(Instructions to follow) Wherever a line holds the string "Inputs", copy that line.

— start Dataset extract —

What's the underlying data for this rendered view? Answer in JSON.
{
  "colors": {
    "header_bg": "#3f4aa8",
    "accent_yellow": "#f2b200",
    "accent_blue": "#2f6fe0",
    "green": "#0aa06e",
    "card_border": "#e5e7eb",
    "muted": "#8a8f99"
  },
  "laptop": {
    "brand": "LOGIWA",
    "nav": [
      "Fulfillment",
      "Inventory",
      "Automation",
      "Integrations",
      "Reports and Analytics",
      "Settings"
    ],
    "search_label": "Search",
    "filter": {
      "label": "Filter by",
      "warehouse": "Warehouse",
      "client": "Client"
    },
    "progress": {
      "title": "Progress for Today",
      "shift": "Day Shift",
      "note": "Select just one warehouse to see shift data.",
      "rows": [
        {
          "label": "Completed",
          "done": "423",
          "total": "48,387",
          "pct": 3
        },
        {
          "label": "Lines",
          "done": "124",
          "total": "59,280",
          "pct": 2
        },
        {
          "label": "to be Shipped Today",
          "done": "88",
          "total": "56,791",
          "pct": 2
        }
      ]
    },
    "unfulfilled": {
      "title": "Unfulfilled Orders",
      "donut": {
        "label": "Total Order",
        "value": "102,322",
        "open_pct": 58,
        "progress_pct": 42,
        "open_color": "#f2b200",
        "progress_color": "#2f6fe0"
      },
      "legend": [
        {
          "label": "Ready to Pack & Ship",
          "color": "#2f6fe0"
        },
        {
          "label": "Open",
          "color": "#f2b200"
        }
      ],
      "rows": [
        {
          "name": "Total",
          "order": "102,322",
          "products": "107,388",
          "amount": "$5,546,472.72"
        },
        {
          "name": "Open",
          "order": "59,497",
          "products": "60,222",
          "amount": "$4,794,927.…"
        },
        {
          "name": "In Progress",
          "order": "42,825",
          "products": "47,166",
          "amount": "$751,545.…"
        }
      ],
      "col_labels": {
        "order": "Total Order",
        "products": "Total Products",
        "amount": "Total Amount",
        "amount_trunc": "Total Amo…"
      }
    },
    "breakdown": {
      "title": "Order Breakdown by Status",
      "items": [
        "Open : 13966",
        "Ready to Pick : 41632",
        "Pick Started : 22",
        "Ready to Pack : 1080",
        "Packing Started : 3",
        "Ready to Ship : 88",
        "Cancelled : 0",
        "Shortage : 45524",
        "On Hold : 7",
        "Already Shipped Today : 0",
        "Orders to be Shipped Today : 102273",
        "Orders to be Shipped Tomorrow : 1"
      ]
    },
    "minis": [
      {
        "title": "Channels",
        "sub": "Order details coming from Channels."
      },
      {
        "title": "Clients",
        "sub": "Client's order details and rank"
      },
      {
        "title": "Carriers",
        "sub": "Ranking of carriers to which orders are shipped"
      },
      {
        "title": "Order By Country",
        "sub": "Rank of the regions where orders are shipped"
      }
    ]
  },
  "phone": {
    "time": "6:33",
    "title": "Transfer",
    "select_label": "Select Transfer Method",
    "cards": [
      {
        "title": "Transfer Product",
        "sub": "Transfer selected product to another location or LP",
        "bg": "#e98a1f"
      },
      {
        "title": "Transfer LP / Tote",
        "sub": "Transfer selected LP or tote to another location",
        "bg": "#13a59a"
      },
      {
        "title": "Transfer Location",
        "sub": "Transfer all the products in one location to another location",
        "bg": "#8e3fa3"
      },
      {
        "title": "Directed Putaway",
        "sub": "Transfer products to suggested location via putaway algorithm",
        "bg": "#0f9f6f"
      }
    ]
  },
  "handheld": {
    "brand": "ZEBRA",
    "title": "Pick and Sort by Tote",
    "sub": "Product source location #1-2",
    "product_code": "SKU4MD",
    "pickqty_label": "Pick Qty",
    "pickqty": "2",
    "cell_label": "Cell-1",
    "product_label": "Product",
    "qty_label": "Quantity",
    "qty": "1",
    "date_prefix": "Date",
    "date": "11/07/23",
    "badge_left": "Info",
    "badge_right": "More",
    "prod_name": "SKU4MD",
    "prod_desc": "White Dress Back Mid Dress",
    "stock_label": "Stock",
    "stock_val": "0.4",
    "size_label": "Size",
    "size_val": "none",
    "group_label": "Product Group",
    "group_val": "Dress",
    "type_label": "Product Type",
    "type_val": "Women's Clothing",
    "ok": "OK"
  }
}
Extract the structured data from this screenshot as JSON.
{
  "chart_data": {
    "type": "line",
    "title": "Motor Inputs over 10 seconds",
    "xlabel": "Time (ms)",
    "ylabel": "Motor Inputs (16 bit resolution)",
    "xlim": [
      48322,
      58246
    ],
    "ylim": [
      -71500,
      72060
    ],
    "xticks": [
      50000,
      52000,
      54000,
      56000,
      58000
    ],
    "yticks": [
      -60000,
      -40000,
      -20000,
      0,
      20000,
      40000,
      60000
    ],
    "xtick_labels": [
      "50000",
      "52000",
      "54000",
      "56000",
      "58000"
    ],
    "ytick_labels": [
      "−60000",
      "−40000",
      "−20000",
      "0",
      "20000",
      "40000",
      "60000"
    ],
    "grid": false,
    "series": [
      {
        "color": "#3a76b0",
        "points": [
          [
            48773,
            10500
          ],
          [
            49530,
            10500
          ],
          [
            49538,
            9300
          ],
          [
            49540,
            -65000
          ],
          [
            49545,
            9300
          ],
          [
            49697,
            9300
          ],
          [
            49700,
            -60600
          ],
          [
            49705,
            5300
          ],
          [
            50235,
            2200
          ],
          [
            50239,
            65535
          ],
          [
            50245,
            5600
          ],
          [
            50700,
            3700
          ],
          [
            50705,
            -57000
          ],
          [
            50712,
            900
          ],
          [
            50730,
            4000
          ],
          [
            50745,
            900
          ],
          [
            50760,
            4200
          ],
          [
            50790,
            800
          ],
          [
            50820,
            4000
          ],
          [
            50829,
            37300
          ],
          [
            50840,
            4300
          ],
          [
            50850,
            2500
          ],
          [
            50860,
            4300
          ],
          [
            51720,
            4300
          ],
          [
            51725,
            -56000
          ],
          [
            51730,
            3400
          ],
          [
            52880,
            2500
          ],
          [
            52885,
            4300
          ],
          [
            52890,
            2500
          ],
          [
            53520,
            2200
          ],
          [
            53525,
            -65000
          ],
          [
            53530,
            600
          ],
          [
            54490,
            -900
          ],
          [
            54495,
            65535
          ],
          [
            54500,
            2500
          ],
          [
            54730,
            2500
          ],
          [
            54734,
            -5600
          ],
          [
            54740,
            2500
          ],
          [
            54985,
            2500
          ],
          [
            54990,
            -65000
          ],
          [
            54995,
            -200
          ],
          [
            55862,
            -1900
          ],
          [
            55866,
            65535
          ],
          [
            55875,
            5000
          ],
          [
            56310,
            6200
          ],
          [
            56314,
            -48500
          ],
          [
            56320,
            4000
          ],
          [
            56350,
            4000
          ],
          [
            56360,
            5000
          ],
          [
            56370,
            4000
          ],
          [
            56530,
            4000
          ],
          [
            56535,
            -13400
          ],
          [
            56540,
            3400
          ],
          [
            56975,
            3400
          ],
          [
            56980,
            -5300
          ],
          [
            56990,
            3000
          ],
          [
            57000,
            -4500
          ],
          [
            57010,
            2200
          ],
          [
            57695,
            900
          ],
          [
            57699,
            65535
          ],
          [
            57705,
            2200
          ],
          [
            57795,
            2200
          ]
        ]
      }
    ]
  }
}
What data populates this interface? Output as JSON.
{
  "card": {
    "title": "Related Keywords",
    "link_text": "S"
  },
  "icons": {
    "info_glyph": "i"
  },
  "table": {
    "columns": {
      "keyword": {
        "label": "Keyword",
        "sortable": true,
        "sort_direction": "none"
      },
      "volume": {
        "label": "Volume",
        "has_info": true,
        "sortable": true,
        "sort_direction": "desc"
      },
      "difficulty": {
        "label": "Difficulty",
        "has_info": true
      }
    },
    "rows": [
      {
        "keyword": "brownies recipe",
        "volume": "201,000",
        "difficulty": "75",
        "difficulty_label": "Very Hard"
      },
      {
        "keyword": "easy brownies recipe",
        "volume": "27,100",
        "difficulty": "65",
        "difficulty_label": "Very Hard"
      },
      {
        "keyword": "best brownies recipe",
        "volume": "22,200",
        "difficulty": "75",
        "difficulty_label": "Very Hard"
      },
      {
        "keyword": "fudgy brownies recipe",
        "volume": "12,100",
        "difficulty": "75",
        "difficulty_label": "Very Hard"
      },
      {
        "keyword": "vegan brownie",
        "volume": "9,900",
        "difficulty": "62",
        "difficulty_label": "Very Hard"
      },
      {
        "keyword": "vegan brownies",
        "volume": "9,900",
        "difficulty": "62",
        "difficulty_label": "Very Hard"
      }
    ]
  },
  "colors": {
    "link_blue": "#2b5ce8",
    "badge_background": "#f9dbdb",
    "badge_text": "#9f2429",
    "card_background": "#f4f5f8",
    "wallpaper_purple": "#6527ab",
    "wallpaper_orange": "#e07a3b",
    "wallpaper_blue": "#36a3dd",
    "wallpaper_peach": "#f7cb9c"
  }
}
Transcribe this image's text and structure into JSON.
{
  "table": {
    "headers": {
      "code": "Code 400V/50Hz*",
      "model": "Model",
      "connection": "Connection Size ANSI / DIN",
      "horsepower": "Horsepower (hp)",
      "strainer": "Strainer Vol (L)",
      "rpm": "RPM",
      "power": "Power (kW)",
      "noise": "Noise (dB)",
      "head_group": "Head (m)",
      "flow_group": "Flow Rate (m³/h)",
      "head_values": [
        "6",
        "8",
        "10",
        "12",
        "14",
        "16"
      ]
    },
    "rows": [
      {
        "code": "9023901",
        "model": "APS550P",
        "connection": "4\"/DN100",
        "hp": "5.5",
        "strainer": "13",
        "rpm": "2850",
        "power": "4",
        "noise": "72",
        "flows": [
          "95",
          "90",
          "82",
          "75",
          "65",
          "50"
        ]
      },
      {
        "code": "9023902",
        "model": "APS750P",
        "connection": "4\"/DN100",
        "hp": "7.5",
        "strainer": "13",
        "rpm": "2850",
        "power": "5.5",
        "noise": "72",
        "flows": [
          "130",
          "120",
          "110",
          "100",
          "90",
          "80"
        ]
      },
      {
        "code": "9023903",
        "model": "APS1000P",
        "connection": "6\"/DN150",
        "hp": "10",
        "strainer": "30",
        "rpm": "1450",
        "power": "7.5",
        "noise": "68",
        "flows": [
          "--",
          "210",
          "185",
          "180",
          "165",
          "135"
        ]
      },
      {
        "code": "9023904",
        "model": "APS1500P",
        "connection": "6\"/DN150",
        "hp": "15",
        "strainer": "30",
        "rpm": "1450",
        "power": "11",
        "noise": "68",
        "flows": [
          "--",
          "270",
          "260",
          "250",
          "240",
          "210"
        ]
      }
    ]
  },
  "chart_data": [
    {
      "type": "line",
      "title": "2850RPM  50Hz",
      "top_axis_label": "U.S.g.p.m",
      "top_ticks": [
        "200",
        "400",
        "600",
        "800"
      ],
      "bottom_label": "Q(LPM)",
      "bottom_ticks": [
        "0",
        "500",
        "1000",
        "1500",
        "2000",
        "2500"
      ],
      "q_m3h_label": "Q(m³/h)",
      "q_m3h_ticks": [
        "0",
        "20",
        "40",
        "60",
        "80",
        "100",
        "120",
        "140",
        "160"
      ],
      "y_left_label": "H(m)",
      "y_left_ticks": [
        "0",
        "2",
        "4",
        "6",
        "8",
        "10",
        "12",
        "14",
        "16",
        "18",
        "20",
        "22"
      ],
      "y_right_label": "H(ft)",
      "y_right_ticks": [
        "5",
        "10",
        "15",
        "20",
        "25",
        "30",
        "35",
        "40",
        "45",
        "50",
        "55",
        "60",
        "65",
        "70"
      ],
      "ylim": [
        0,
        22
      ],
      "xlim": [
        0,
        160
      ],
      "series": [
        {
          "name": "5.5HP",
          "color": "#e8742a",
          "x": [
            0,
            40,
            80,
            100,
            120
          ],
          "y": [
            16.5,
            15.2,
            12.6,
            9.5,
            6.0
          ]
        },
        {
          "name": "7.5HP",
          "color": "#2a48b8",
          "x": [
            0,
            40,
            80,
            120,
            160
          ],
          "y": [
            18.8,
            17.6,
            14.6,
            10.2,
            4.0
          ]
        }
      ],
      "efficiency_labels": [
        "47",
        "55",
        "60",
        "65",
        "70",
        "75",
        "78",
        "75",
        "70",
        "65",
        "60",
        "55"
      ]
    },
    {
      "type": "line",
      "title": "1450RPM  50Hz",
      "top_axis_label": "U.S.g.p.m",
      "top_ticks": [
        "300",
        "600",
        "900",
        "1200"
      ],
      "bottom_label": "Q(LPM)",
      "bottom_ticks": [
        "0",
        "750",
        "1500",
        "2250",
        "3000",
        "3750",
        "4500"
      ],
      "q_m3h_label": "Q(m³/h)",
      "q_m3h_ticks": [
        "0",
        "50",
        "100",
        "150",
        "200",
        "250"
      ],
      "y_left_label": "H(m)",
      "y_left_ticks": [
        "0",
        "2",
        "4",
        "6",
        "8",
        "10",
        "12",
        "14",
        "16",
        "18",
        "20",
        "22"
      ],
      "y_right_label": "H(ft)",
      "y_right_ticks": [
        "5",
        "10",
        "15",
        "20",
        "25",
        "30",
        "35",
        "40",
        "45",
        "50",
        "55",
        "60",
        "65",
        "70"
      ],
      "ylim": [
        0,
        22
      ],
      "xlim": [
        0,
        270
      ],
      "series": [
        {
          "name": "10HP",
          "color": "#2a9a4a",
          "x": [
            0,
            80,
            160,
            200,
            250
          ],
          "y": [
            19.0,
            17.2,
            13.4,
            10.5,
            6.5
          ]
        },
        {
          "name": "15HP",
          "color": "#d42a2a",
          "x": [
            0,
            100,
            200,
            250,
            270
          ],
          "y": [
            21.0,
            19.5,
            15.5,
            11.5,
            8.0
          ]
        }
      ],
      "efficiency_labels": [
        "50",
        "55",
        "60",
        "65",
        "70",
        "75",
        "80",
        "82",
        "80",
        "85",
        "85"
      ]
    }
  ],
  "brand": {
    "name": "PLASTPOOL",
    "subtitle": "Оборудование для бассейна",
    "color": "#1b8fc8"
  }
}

— end Dataset extract —

(Expected output)
    "title": "Motor Inputs over 10 seconds",
    "ylabel": "Motor Inputs (16 bit resolution)",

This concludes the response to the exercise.